> Aim of the task
Copy every line of the following data that includes the string "into".
-------- Information supplied
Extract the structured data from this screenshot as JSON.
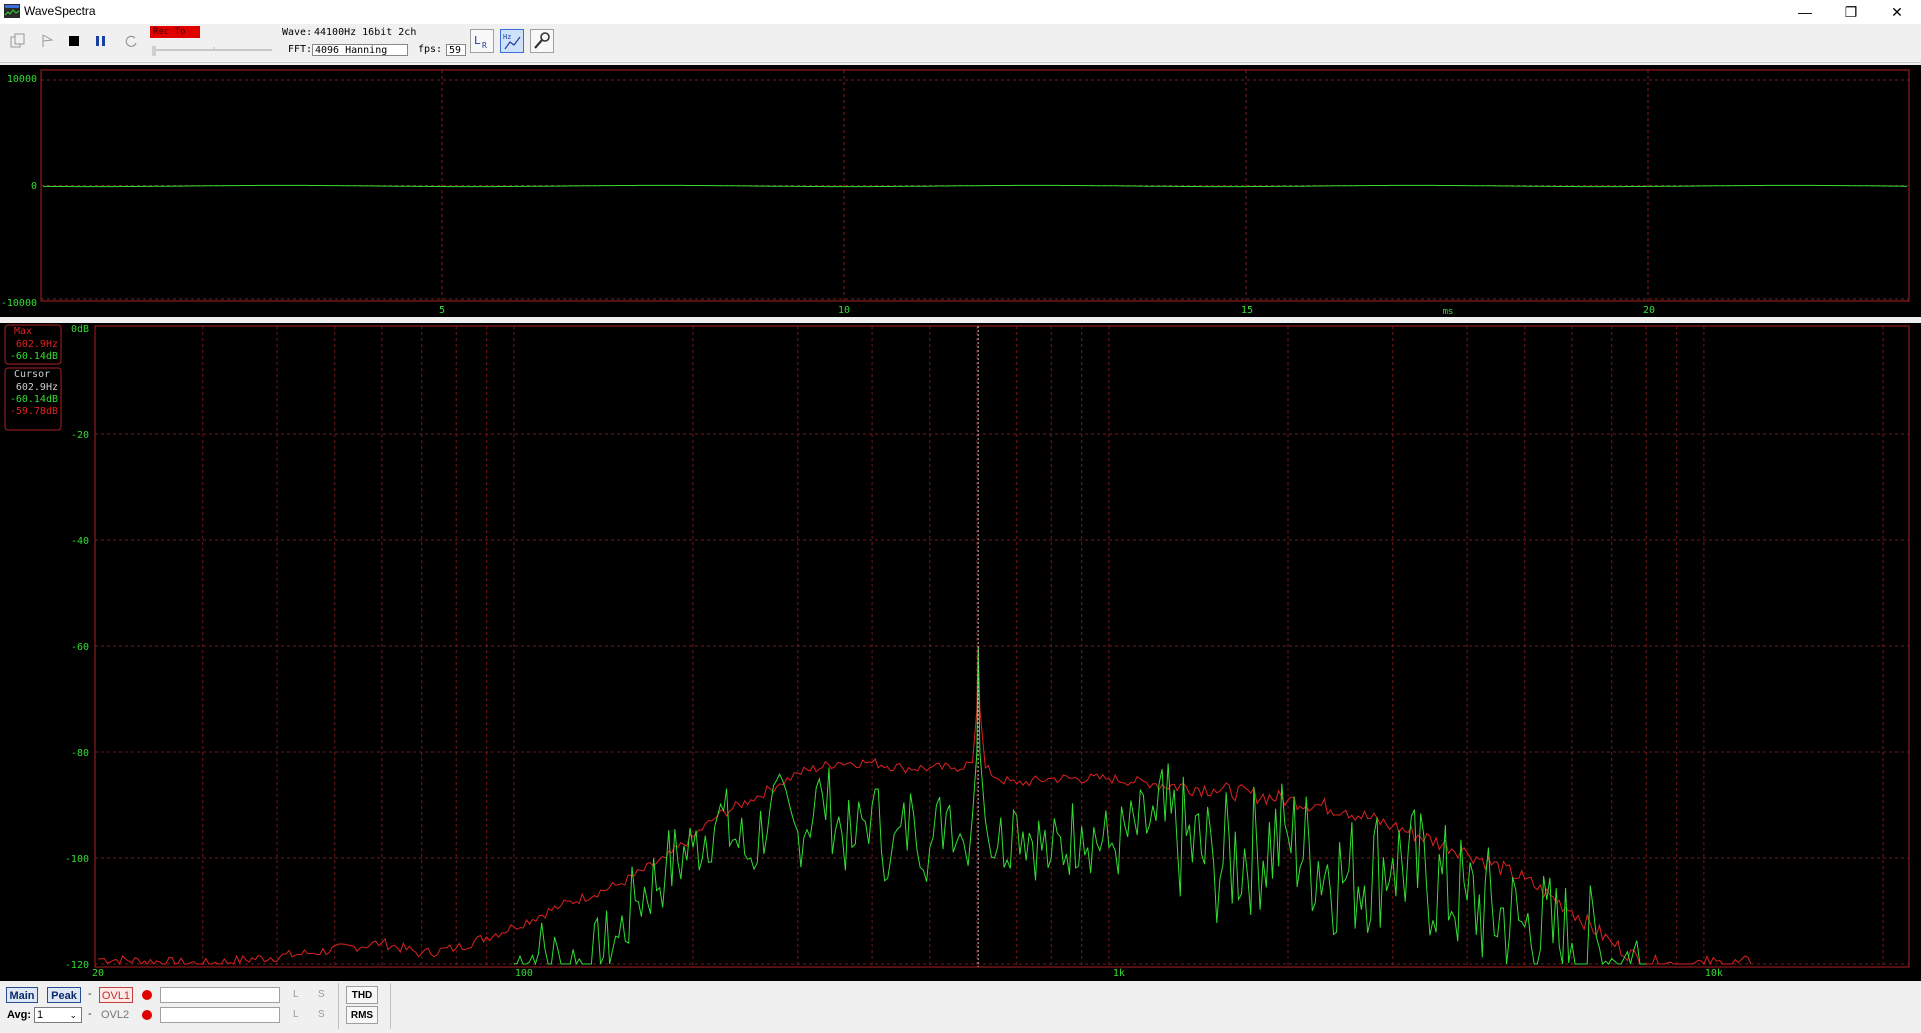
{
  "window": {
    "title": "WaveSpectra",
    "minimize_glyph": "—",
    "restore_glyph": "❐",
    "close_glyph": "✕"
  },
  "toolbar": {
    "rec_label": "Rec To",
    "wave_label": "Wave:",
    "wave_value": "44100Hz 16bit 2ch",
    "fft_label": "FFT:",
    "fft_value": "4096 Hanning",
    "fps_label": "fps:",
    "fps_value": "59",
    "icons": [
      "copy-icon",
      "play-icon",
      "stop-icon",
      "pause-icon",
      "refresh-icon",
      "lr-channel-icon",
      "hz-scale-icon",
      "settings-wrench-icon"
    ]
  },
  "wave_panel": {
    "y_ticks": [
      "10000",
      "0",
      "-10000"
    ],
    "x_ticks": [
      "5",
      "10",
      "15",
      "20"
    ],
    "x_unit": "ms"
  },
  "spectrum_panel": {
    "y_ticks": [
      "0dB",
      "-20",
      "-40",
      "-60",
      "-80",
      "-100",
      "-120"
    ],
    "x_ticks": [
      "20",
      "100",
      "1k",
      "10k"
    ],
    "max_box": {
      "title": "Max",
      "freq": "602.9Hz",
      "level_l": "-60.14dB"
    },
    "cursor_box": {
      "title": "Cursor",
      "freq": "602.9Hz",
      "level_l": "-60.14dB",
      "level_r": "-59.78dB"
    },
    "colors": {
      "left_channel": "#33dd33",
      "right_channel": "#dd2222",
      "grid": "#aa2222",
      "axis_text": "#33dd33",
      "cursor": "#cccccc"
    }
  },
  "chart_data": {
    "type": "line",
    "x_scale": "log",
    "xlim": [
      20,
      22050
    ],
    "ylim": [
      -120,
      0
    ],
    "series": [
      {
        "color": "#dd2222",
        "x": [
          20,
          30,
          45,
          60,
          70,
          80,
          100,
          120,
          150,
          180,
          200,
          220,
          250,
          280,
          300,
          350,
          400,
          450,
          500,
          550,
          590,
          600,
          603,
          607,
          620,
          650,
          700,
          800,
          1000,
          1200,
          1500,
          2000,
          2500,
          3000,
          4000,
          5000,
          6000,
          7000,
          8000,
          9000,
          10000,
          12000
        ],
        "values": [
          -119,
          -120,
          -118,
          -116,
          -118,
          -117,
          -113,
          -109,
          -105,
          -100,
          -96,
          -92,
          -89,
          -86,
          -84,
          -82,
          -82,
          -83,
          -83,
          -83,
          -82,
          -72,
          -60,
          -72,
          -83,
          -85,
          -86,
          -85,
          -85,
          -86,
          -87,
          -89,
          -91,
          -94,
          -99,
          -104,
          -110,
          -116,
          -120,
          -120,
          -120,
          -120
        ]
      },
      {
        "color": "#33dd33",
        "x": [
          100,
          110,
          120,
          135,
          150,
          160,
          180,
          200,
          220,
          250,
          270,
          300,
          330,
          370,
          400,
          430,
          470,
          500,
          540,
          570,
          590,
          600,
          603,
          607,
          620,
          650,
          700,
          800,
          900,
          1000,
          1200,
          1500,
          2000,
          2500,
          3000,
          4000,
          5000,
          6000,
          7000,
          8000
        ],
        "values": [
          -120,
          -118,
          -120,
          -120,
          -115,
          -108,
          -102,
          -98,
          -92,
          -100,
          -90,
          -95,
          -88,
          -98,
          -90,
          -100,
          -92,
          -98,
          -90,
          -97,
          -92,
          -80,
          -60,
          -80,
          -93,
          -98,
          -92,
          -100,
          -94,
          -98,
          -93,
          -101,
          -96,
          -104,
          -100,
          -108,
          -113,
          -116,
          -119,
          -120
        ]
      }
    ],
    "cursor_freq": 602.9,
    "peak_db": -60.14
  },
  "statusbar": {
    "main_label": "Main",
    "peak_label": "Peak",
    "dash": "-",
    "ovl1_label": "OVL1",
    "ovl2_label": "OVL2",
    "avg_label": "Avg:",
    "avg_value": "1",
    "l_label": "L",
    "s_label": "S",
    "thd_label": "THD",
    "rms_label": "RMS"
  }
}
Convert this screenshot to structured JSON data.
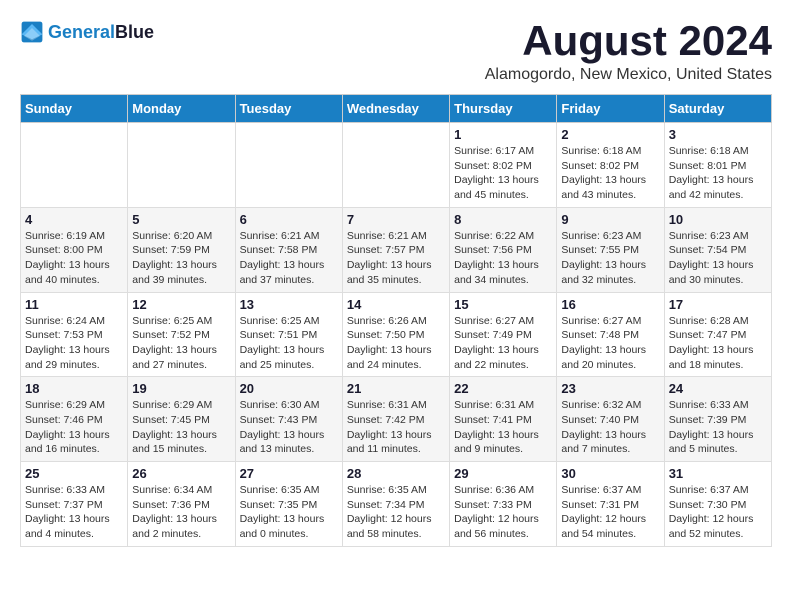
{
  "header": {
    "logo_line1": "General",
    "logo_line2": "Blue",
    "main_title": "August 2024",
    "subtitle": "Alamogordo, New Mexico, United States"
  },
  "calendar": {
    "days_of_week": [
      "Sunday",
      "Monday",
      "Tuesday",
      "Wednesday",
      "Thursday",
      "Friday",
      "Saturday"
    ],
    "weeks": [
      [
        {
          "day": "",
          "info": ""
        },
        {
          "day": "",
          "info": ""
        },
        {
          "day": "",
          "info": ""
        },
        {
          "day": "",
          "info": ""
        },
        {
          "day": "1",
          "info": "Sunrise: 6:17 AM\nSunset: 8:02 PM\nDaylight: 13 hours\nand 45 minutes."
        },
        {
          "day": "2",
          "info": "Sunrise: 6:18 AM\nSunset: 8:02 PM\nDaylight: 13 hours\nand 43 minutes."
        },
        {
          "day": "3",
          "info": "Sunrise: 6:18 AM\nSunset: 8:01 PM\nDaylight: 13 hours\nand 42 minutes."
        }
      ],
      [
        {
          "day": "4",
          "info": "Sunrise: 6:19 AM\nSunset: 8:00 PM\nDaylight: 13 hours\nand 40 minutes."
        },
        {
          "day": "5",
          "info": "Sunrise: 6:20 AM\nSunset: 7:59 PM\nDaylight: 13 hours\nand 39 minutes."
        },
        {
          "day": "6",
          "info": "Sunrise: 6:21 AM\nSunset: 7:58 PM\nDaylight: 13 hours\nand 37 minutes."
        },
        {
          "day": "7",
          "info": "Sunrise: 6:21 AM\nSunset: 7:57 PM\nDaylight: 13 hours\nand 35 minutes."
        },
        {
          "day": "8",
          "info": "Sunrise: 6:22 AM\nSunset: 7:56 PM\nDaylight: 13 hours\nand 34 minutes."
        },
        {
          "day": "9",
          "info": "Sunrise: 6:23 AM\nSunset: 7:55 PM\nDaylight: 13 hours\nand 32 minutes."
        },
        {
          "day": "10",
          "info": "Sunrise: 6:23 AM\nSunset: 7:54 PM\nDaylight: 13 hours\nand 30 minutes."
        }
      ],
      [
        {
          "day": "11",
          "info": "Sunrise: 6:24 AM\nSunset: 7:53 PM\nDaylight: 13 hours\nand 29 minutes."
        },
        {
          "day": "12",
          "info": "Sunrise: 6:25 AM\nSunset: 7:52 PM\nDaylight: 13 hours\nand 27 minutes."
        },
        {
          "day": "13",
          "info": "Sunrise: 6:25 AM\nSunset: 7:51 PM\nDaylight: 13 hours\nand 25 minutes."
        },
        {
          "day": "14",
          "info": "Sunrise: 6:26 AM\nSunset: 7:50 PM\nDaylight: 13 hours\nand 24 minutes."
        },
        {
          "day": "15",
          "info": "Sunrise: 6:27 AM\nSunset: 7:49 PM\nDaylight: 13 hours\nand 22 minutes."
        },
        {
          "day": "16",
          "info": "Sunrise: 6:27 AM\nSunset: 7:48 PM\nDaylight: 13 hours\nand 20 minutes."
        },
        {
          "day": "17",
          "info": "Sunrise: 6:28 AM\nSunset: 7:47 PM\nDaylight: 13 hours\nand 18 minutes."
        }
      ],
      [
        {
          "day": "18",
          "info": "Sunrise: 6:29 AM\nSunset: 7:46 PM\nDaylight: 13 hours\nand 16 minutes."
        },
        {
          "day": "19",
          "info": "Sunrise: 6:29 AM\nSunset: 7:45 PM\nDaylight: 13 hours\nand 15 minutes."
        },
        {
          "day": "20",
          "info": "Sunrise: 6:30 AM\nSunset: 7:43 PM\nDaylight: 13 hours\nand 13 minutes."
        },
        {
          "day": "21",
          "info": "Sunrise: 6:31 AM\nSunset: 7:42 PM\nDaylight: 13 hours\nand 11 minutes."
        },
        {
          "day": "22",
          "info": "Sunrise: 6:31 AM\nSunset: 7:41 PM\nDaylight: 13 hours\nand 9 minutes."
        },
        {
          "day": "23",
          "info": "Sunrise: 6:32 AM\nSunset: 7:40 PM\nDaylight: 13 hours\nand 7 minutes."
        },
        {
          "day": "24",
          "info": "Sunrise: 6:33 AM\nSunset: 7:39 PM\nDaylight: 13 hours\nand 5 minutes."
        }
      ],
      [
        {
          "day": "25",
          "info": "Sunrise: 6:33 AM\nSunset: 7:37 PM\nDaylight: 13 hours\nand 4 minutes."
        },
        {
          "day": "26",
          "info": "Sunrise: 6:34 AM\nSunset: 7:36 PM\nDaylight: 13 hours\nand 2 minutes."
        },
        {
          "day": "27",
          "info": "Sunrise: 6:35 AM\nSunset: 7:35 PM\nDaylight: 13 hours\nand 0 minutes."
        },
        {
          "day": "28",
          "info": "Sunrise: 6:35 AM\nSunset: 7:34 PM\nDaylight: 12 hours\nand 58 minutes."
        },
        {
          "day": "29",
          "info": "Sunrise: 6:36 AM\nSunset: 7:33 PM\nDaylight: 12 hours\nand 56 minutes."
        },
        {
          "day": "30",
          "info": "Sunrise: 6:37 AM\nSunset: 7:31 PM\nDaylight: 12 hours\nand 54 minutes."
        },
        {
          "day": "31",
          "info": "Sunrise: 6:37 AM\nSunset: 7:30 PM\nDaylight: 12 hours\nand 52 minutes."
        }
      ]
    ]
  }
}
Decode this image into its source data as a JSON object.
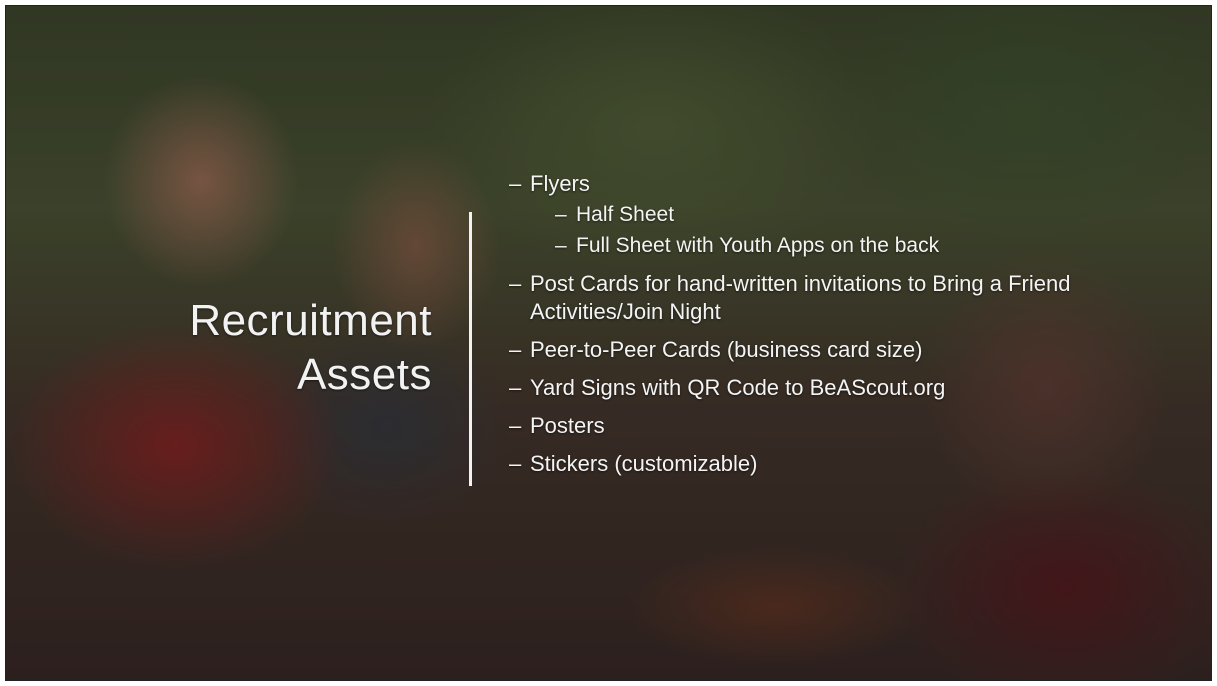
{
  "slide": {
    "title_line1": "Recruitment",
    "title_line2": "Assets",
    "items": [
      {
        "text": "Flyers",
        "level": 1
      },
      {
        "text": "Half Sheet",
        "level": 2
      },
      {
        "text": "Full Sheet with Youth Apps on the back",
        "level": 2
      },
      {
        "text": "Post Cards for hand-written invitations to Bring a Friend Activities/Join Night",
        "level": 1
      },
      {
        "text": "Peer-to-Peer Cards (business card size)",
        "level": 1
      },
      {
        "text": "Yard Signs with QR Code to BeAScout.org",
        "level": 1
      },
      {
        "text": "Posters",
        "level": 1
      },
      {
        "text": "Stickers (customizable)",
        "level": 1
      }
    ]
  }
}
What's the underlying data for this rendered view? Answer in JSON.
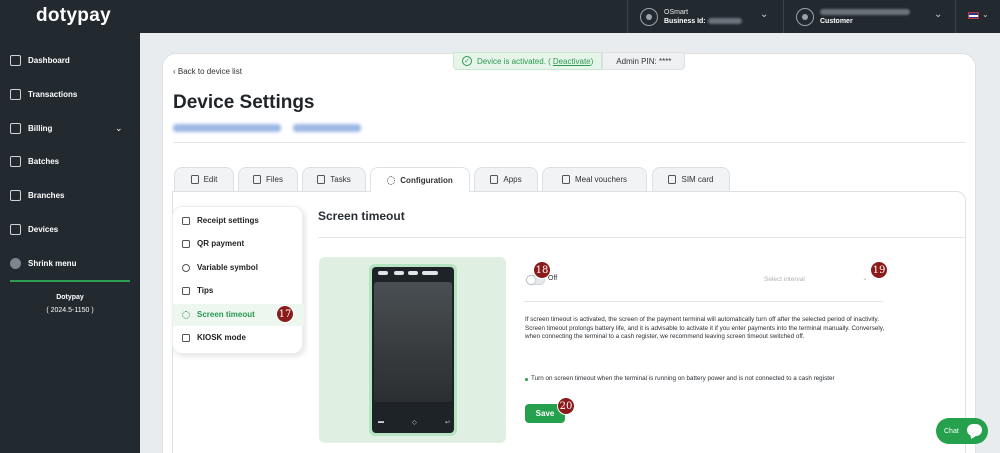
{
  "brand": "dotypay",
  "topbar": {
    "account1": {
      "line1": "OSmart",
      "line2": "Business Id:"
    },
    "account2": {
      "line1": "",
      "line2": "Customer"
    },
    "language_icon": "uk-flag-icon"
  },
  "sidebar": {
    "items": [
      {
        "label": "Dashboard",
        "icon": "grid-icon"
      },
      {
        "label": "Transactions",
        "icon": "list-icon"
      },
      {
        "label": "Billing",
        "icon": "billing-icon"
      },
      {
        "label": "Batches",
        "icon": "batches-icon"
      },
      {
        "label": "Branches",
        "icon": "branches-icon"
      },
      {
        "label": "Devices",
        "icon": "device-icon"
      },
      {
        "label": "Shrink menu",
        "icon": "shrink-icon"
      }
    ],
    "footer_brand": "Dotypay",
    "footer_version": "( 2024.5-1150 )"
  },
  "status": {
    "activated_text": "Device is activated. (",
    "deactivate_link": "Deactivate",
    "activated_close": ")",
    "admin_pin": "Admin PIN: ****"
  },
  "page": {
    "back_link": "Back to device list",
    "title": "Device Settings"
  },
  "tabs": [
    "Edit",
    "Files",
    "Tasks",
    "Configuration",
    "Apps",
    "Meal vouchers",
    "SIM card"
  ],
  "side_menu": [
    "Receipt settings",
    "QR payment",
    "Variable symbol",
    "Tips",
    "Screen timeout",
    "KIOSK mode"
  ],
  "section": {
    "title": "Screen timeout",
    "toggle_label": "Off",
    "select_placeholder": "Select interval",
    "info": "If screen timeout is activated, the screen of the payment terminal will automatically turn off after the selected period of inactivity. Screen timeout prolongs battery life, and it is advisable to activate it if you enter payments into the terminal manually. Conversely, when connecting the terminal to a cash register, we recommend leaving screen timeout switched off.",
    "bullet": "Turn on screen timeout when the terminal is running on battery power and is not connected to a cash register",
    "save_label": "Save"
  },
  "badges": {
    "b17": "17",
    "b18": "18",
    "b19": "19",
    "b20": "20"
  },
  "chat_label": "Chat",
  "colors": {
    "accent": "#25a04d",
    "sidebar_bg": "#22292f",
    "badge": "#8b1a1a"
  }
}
----------------
> Exercise result
Decode this image into its source data as a JSON object.
    "info": "If screen timeout is activated, the screen of the payment terminal will automatically turn off after the selected period of inactivity. Screen timeout prolongs battery life, and it is advisable to activate it if you enter payments into the terminal manually. Conversely, when connecting the terminal to a cash register, we recommend leaving screen timeout switched off.",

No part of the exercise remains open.